* AIM OF THE TASK: Copy out the records precisely, omitting pictures.

## begin INPUT RECORDS

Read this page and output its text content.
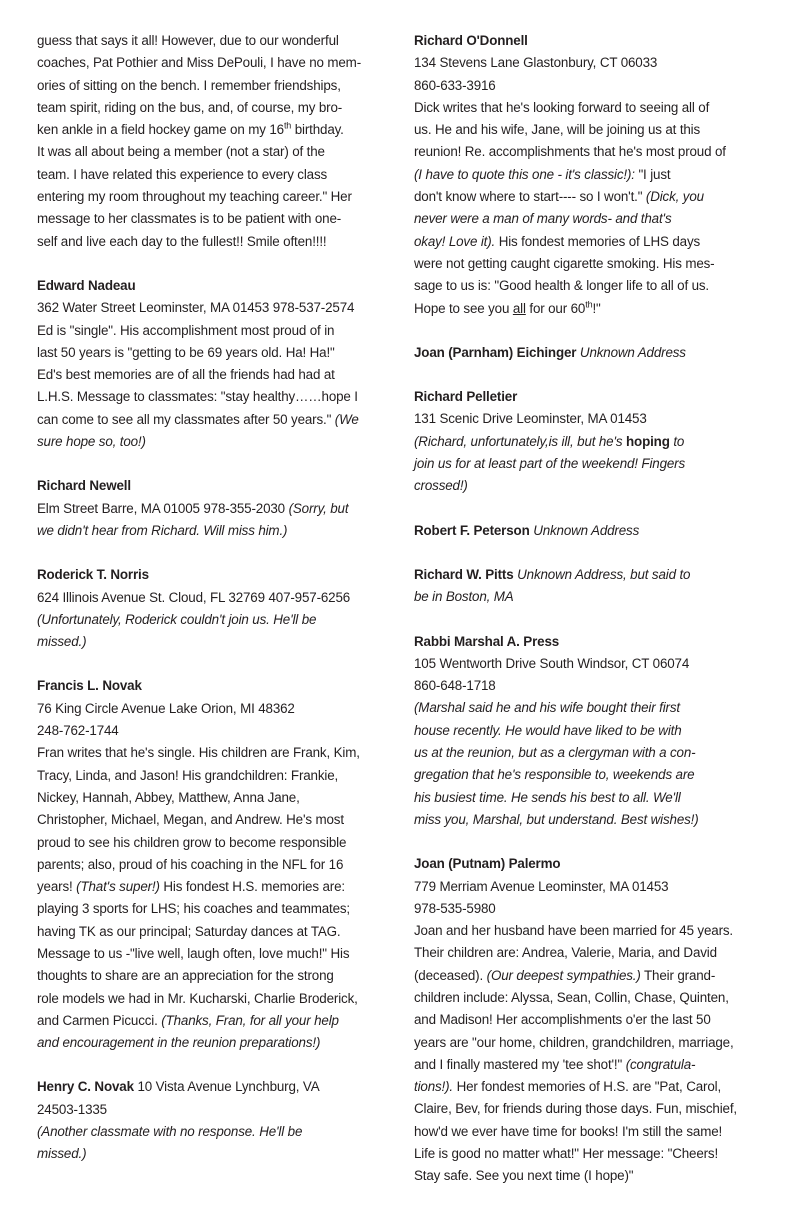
guess that says it all! However, due to our wonderful

coaches, Pat Pothier and Miss DePouli, I have no mem-

ories of sitting on the bench. I remember friendships,

team spirit, riding on the bus, and, of course, my bro-

ken ankle in a field hockey game on my 16th birthday.

It was all about being a member (not a star) of the

team. I have related this experience to every class

entering my room throughout my teaching career." Her

message to her classmates is to be patient with one-

self and live each day to the fullest!! Smile often!!!!

Edward Nadeau

362 Water Street Leominster, MA 01453 978-537-2574

Ed is "single". His accomplishment most proud of in

last 50 years is "getting to be 69 years old. Ha! Ha!"

Ed's best memories are of all the friends had had at

L.H.S. Message to classmates: "stay healthy……hope I

can come to see all my classmates after 50 years." (We

sure hope so, too!)

Richard Newell

Elm Street Barre, MA 01005 978-355-2030 (Sorry, but

we didn't hear from Richard. Will miss him.)

Roderick T. Norris

624 Illinois Avenue St. Cloud, FL 32769 407-957-6256

(Unfortunately, Roderick couldn't join us. He'll be

missed.)

Francis L. Novak

76 King Circle Avenue Lake Orion, MI 48362

248-762-1744

Fran writes that he's single. His children are Frank, Kim,

Tracy, Linda, and Jason! His grandchildren: Frankie,

Nickey, Hannah, Abbey, Matthew, Anna Jane,

Christopher, Michael, Megan, and Andrew. He's most

proud to see his children grow to become responsible

parents; also, proud of his coaching in the NFL for 16

years! (That's super!) His fondest H.S. memories are:

playing 3 sports for LHS; his coaches and teammates;

having TK as our principal; Saturday dances at TAG.

Message to us -"live well, laugh often, love much!" His

thoughts to share are an appreciation for the strong

role models we had in Mr. Kucharski, Charlie Broderick,

and Carmen Picucci. (Thanks, Fran, for all your help

and encouragement in the reunion preparations!)

Henry C. Novak 10 Vista Avenue Lynchburg, VA

24503-1335

(Another classmate with no response. He'll be

missed.)

Richard O'Donnell

134 Stevens Lane Glastonbury, CT 06033

860-633-3916

Dick writes that he's looking forward to seeing all of

us. He and his wife, Jane, will be joining us at this

reunion! Re. accomplishments that he's most proud of

(I have to quote this one - it's classic!): "I just

don't know where to start---- so I won't." (Dick, you

never were a man of many words- and that's

okay! Love it). His fondest memories of LHS days

were not getting caught cigarette smoking. His mes-

sage to us is: "Good health & longer life to all of us.

Hope to see you all for our 60th!"

Joan (Parnham) Eichinger Unknown Address

Richard Pelletier

131 Scenic Drive Leominster, MA 01453

(Richard, unfortunately,is ill, but he's hoping to

join us for at least part of the weekend! Fingers

crossed!)

Robert F. Peterson Unknown Address

Richard W. Pitts Unknown Address, but said to

be in Boston, MA

Rabbi Marshal A. Press

105 Wentworth Drive South Windsor, CT 06074

860-648-1718

(Marshal said he and his wife bought their first

house recently. He would have liked to be with

us at the reunion, but as a clergyman with a con-

gregation that he's responsible to, weekends are

his busiest time. He sends his best to all. We'll

miss you, Marshal, but understand. Best wishes!)

Joan (Putnam) Palermo

779 Merriam Avenue Leominster, MA 01453

978-535-5980

Joan and her husband have been married for 45 years.

Their children are: Andrea, Valerie, Maria, and David

(deceased). (Our deepest sympathies.) Their grand-

children include: Alyssa, Sean, Collin, Chase, Quinten,

and Madison! Her accomplishments o'er the last 50

years are "our home, children, grandchildren, marriage,

and I finally mastered my 'tee shot'!" (congratula-

tions!). Her fondest memories of H.S. are "Pat, Carol,

Claire, Bev, for friends during those days. Fun, mischief,

how'd we ever have time for books! I'm still the same!

Life is good no matter what!" Her message: "Cheers!

Stay safe. See you next time (I hope)"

## end INPUT RECORDS

* FULL SOLUTION:
Read this page and output its text content.
guess that says it all! However, due to our wonderful

coaches, Pat Pothier and Miss DePouli, I have no mem-

ories of sitting on the bench. I remember friendships,

team spirit, riding on the bus, and, of course, my bro-

ken ankle in a field hockey game on my 16th birthday.

It was all about being a member (not a star) of the

team. I have related this experience to every class

entering my room throughout my teaching career." Her

message to her classmates is to be patient with one-

self and live each day to the fullest!! Smile often!!!!

Edward Nadeau

362 Water Street Leominster, MA 01453 978-537-2574

Ed is "single". His accomplishment most proud of in

last 50 years is "getting to be 69 years old. Ha! Ha!"

Ed's best memories are of all the friends had had at

L.H.S. Message to classmates: "stay healthy……hope I

can come to see all my classmates after 50 years." (We

sure hope so, too!)

Richard Newell

Elm Street Barre, MA 01005 978-355-2030 (Sorry, but

we didn't hear from Richard. Will miss him.)

Roderick T. Norris

624 Illinois Avenue St. Cloud, FL 32769 407-957-6256

(Unfortunately, Roderick couldn't join us. He'll be

missed.)

Francis L. Novak

76 King Circle Avenue Lake Orion, MI 48362

248-762-1744

Fran writes that he's single. His children are Frank, Kim,

Tracy, Linda, and Jason! His grandchildren: Frankie,

Nickey, Hannah, Abbey, Matthew, Anna Jane,

Christopher, Michael, Megan, and Andrew. He's most

proud to see his children grow to become responsible

parents; also, proud of his coaching in the NFL for 16

years! (That's super!) His fondest H.S. memories are:

playing 3 sports for LHS; his coaches and teammates;

having TK as our principal; Saturday dances at TAG.

Message to us -"live well, laugh often, love much!" His

thoughts to share are an appreciation for the strong

role models we had in Mr. Kucharski, Charlie Broderick,

and Carmen Picucci. (Thanks, Fran, for all your help

and encouragement in the reunion preparations!)

Henry C. Novak 10 Vista Avenue Lynchburg, VA

24503-1335

(Another classmate with no response. He'll be

missed.)

Richard O'Donnell

134 Stevens Lane Glastonbury, CT 06033

860-633-3916

Dick writes that he's looking forward to seeing all of

us. He and his wife, Jane, will be joining us at this

reunion! Re. accomplishments that he's most proud of

(I have to quote this one - it's classic!): "I just

don't know where to start---- so I won't." (Dick, you

never were a man of many words- and that's

okay! Love it). His fondest memories of LHS days

were not getting caught cigarette smoking. His mes-

sage to us is: "Good health & longer life to all of us.

Hope to see you all for our 60th!"

Joan (Parnham) Eichinger Unknown Address

Richard Pelletier

131 Scenic Drive Leominster, MA 01453

(Richard, unfortunately,is ill, but he's hoping to

join us for at least part of the weekend! Fingers

crossed!)

Robert F. Peterson Unknown Address

Richard W. Pitts Unknown Address, but said to

be in Boston, MA

Rabbi Marshal A. Press

105 Wentworth Drive South Windsor, CT 06074

860-648-1718

(Marshal said he and his wife bought their first

house recently. He would have liked to be with

us at the reunion, but as a clergyman with a con-

gregation that he's responsible to, weekends are

his busiest time. He sends his best to all. We'll

miss you, Marshal, but understand. Best wishes!)

Joan (Putnam) Palermo

779 Merriam Avenue Leominster, MA 01453

978-535-5980

Joan and her husband have been married for 45 years.

Their children are: Andrea, Valerie, Maria, and David

(deceased). (Our deepest sympathies.) Their grand-

children include: Alyssa, Sean, Collin, Chase, Quinten,

and Madison! Her accomplishments o'er the last 50

years are "our home, children, grandchildren, marriage,

and I finally mastered my 'tee shot'!" (congratula-

tions!). Her fondest memories of H.S. are "Pat, Carol,

Claire, Bev, for friends during those days. Fun, mischief,

how'd we ever have time for books! I'm still the same!

Life is good no matter what!" Her message: "Cheers!

Stay safe. See you next time (I hope)"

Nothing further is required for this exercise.